[Extracts from a graphics dataset]
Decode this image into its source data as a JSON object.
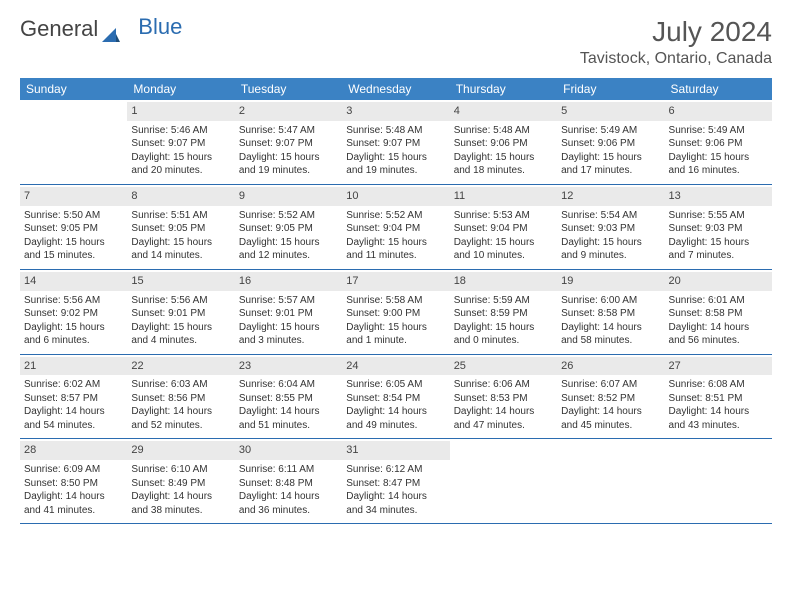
{
  "logo": {
    "part1": "General",
    "part2": "Blue"
  },
  "title": "July 2024",
  "location": "Tavistock, Ontario, Canada",
  "header_bg": "#3b82c4",
  "days_of_week": [
    "Sunday",
    "Monday",
    "Tuesday",
    "Wednesday",
    "Thursday",
    "Friday",
    "Saturday"
  ],
  "start_offset": 1,
  "days": [
    {
      "n": "1",
      "sr": "Sunrise: 5:46 AM",
      "ss": "Sunset: 9:07 PM",
      "d1": "Daylight: 15 hours",
      "d2": "and 20 minutes."
    },
    {
      "n": "2",
      "sr": "Sunrise: 5:47 AM",
      "ss": "Sunset: 9:07 PM",
      "d1": "Daylight: 15 hours",
      "d2": "and 19 minutes."
    },
    {
      "n": "3",
      "sr": "Sunrise: 5:48 AM",
      "ss": "Sunset: 9:07 PM",
      "d1": "Daylight: 15 hours",
      "d2": "and 19 minutes."
    },
    {
      "n": "4",
      "sr": "Sunrise: 5:48 AM",
      "ss": "Sunset: 9:06 PM",
      "d1": "Daylight: 15 hours",
      "d2": "and 18 minutes."
    },
    {
      "n": "5",
      "sr": "Sunrise: 5:49 AM",
      "ss": "Sunset: 9:06 PM",
      "d1": "Daylight: 15 hours",
      "d2": "and 17 minutes."
    },
    {
      "n": "6",
      "sr": "Sunrise: 5:49 AM",
      "ss": "Sunset: 9:06 PM",
      "d1": "Daylight: 15 hours",
      "d2": "and 16 minutes."
    },
    {
      "n": "7",
      "sr": "Sunrise: 5:50 AM",
      "ss": "Sunset: 9:05 PM",
      "d1": "Daylight: 15 hours",
      "d2": "and 15 minutes."
    },
    {
      "n": "8",
      "sr": "Sunrise: 5:51 AM",
      "ss": "Sunset: 9:05 PM",
      "d1": "Daylight: 15 hours",
      "d2": "and 14 minutes."
    },
    {
      "n": "9",
      "sr": "Sunrise: 5:52 AM",
      "ss": "Sunset: 9:05 PM",
      "d1": "Daylight: 15 hours",
      "d2": "and 12 minutes."
    },
    {
      "n": "10",
      "sr": "Sunrise: 5:52 AM",
      "ss": "Sunset: 9:04 PM",
      "d1": "Daylight: 15 hours",
      "d2": "and 11 minutes."
    },
    {
      "n": "11",
      "sr": "Sunrise: 5:53 AM",
      "ss": "Sunset: 9:04 PM",
      "d1": "Daylight: 15 hours",
      "d2": "and 10 minutes."
    },
    {
      "n": "12",
      "sr": "Sunrise: 5:54 AM",
      "ss": "Sunset: 9:03 PM",
      "d1": "Daylight: 15 hours",
      "d2": "and 9 minutes."
    },
    {
      "n": "13",
      "sr": "Sunrise: 5:55 AM",
      "ss": "Sunset: 9:03 PM",
      "d1": "Daylight: 15 hours",
      "d2": "and 7 minutes."
    },
    {
      "n": "14",
      "sr": "Sunrise: 5:56 AM",
      "ss": "Sunset: 9:02 PM",
      "d1": "Daylight: 15 hours",
      "d2": "and 6 minutes."
    },
    {
      "n": "15",
      "sr": "Sunrise: 5:56 AM",
      "ss": "Sunset: 9:01 PM",
      "d1": "Daylight: 15 hours",
      "d2": "and 4 minutes."
    },
    {
      "n": "16",
      "sr": "Sunrise: 5:57 AM",
      "ss": "Sunset: 9:01 PM",
      "d1": "Daylight: 15 hours",
      "d2": "and 3 minutes."
    },
    {
      "n": "17",
      "sr": "Sunrise: 5:58 AM",
      "ss": "Sunset: 9:00 PM",
      "d1": "Daylight: 15 hours",
      "d2": "and 1 minute."
    },
    {
      "n": "18",
      "sr": "Sunrise: 5:59 AM",
      "ss": "Sunset: 8:59 PM",
      "d1": "Daylight: 15 hours",
      "d2": "and 0 minutes."
    },
    {
      "n": "19",
      "sr": "Sunrise: 6:00 AM",
      "ss": "Sunset: 8:58 PM",
      "d1": "Daylight: 14 hours",
      "d2": "and 58 minutes."
    },
    {
      "n": "20",
      "sr": "Sunrise: 6:01 AM",
      "ss": "Sunset: 8:58 PM",
      "d1": "Daylight: 14 hours",
      "d2": "and 56 minutes."
    },
    {
      "n": "21",
      "sr": "Sunrise: 6:02 AM",
      "ss": "Sunset: 8:57 PM",
      "d1": "Daylight: 14 hours",
      "d2": "and 54 minutes."
    },
    {
      "n": "22",
      "sr": "Sunrise: 6:03 AM",
      "ss": "Sunset: 8:56 PM",
      "d1": "Daylight: 14 hours",
      "d2": "and 52 minutes."
    },
    {
      "n": "23",
      "sr": "Sunrise: 6:04 AM",
      "ss": "Sunset: 8:55 PM",
      "d1": "Daylight: 14 hours",
      "d2": "and 51 minutes."
    },
    {
      "n": "24",
      "sr": "Sunrise: 6:05 AM",
      "ss": "Sunset: 8:54 PM",
      "d1": "Daylight: 14 hours",
      "d2": "and 49 minutes."
    },
    {
      "n": "25",
      "sr": "Sunrise: 6:06 AM",
      "ss": "Sunset: 8:53 PM",
      "d1": "Daylight: 14 hours",
      "d2": "and 47 minutes."
    },
    {
      "n": "26",
      "sr": "Sunrise: 6:07 AM",
      "ss": "Sunset: 8:52 PM",
      "d1": "Daylight: 14 hours",
      "d2": "and 45 minutes."
    },
    {
      "n": "27",
      "sr": "Sunrise: 6:08 AM",
      "ss": "Sunset: 8:51 PM",
      "d1": "Daylight: 14 hours",
      "d2": "and 43 minutes."
    },
    {
      "n": "28",
      "sr": "Sunrise: 6:09 AM",
      "ss": "Sunset: 8:50 PM",
      "d1": "Daylight: 14 hours",
      "d2": "and 41 minutes."
    },
    {
      "n": "29",
      "sr": "Sunrise: 6:10 AM",
      "ss": "Sunset: 8:49 PM",
      "d1": "Daylight: 14 hours",
      "d2": "and 38 minutes."
    },
    {
      "n": "30",
      "sr": "Sunrise: 6:11 AM",
      "ss": "Sunset: 8:48 PM",
      "d1": "Daylight: 14 hours",
      "d2": "and 36 minutes."
    },
    {
      "n": "31",
      "sr": "Sunrise: 6:12 AM",
      "ss": "Sunset: 8:47 PM",
      "d1": "Daylight: 14 hours",
      "d2": "and 34 minutes."
    }
  ]
}
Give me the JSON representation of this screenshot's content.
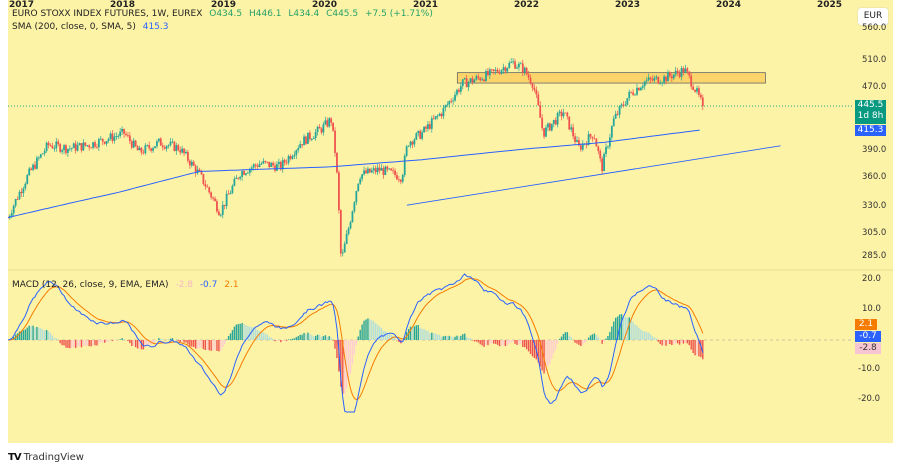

* _What the task asks_
Within the entries above, how many lines contain "JSON"? Respond with the number only.

* _Full response_
2